> Your task: Decide whether each statement below agrees with the regulation on identifying a dispatch system, answering yes or no and quoting the deciding words of that regulation. 1. An identification of dispatch system must be submitted by January 30 of the first year it is to take effect. 2. Apart from any exception, a unit or generator may belong to several dispatch systems at once. 3. A unit not listed in a complete identification of dispatch system in effect treats its holding company as its dispatch system.

> Extract to read:
Sec. 72.33  Identification of dispatch system.

    (a) Every Phase I unit shall be treated as part of a dispatch system 
for purposes of Sec. Sec. 72.91 and 72.92 in accordance with this 
section.
    (b)(1) The designated representatives of all affected units in a 
group of all units and generators that are interconnected and centrally 
dispatched and that are included in the same utility system, holding 
company, or power pool, may jointly submit to the Administrator a 
complete identification of dispatch system.
    (2) Except as provided in paragraph (f) of this section, each unit 
or generator may be included in only one dispatch system.
    (3) Any identification of dispatch system must be submitted by 
January 30 of the first year for which the identification is to be in 
effect. A designated representative may request, and the Administrator 
may grant at his or her discretion, an exemption allowing the submission 
of an identification of dispatch system after the otherwise applicable 
deadline for such submission.
    (c) A complete identification of dispatch system shall include the 
following elements in a format prescribed by the Administrator:
    (1) The name of the dispatch system.
    (2) The list of all units and generators (including sulfur-free 
generators) in the dispatch system.
    (3) The first calendar year for which the identification is to be in 
effect.
    (4) The following statement: ``I certify that, except as otherwise 
required under a petition as approved under 40 CFR 72.33(f), the units 
and generators listed herein are and will continue to be interconnected 
and centrally dispatched, and will be treated as a dispatch system under 
40 CFR 72.91 and 72.92, during the period that this identification of 
dispatch system is in effect. During such period, all information 
concerning these units and generators and contained in any submissions 
under 40 CFR 72.91 and 72.92 by me and the other designated 
representatives of these units shall be consistent and shall conform 
with the data in the dispatch system data reports under 40 CFR 72.92(b). 
I am aware of, and will comply with, the requirements imposed under 40 
CFR 72.33(e)(2).''
    (5) The signatures of the designated representative for each 
affected unit in the dispatch system.
    (d) In order to change a unit's current dispatch system, complete 
identifications of dispatch system shall be submitted for the unit's 
current dispatch system and the unit's new dispatch system, reflecting 
the change.
    (e)(1) Any unit or generator not listed in a complete identification 
of dispatch system that is in effect shall treat its utility system as 
its dispatch system and, if such unit or generator is listed in the 
NADB, shall treat the utility system reported under the data field 
``UTILNAME'' of the NADB as its utility system.
    (2) During the period that the identification of dispatch system is 
in effect all information that concerns the units and generators in a 
given dispatch system and that is contained in any submissions under 
Sec. Sec. 72.91 and 72.92 by designated representative of these units 
shall be consistent and shall conform with the data in the dispatch 
system data reports under Sec. 72.92(b). If this requirement is not 
met, the Administrator may reject all such submissions and require the 
designated representatives to make the submissions under Sec. Sec. 
72.91 and 72.92 (including the dispatch system data report) treating the 
utility system of each unit or generator as its respective dispatch 
system and treating the identification of dispatch system as no longer 
in effect.

> Given entries:
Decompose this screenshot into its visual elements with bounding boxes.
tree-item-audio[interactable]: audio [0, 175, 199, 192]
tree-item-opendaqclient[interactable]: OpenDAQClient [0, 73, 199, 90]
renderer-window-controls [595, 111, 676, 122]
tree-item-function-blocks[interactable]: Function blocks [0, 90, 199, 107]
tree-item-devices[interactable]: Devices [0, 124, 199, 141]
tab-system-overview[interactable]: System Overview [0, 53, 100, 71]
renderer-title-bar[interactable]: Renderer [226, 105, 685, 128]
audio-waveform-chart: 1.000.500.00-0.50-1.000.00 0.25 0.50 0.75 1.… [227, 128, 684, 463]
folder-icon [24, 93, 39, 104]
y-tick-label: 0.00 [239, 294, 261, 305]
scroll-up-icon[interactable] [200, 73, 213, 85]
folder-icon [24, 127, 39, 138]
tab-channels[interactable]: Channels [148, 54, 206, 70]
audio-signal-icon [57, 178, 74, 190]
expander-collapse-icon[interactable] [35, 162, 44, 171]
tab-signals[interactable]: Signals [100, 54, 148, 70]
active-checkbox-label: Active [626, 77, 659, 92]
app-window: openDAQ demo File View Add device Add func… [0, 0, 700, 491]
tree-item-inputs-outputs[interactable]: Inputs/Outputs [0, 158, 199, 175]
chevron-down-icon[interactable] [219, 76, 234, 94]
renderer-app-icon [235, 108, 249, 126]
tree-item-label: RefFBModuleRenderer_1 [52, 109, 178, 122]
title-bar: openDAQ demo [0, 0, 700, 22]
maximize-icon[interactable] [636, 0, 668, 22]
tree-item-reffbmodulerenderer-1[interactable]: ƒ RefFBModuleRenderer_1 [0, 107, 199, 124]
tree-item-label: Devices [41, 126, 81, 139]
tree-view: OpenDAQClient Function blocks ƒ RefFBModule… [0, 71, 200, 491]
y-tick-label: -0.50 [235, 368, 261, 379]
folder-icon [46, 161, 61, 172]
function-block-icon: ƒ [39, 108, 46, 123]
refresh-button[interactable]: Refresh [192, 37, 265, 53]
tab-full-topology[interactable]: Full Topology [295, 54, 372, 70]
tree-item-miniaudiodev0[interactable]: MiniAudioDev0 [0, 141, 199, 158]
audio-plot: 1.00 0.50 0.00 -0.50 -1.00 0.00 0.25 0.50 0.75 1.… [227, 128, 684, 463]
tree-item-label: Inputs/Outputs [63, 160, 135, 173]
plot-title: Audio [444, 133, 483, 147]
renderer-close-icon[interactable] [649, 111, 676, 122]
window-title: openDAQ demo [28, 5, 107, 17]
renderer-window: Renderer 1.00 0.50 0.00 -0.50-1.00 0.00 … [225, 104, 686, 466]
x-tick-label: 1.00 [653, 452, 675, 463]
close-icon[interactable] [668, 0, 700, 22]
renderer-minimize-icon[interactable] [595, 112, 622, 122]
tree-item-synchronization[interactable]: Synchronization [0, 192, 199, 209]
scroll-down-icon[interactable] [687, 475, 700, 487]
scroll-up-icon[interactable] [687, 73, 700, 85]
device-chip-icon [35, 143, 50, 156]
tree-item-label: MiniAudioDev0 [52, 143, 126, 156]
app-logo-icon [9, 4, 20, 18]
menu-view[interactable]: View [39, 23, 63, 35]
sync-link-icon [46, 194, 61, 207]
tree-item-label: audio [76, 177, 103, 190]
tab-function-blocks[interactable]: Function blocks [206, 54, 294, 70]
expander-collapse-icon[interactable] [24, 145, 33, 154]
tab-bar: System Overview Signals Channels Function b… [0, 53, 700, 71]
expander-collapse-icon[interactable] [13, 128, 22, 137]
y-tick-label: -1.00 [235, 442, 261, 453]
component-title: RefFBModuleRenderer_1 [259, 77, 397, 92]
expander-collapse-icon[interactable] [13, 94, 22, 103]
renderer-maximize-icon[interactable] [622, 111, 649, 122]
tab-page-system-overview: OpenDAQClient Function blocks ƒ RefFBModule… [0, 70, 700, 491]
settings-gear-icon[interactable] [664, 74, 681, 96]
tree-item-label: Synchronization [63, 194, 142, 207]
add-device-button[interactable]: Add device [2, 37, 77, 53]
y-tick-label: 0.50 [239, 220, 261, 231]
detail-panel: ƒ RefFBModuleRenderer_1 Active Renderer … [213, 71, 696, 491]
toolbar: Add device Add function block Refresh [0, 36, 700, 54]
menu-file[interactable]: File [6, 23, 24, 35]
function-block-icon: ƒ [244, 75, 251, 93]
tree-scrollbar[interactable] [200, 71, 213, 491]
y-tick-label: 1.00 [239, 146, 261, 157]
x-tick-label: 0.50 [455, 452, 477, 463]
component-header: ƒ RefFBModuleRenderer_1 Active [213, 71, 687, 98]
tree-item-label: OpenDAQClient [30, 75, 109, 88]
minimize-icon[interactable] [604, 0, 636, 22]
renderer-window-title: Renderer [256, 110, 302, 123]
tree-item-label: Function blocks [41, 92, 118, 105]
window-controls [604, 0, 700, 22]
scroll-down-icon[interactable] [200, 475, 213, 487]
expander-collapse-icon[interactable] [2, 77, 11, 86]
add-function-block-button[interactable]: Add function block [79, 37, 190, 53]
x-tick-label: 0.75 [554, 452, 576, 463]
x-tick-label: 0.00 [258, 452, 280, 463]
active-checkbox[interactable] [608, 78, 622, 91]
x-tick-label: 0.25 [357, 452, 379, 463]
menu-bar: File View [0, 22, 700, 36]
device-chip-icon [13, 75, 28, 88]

> The solution:
1. Yes: "Any identification of dispatch system must be submitted by January 30 of the first year for which the identification is to be in effect."
2. No: "Except as provided in paragraph (f) of this section, each unit or generator may be included in only one dispatch system."
3. No: "Any unit or generator not listed in a complete identification of dispatch system that is in effect shall treat its utility system as its dispatch system"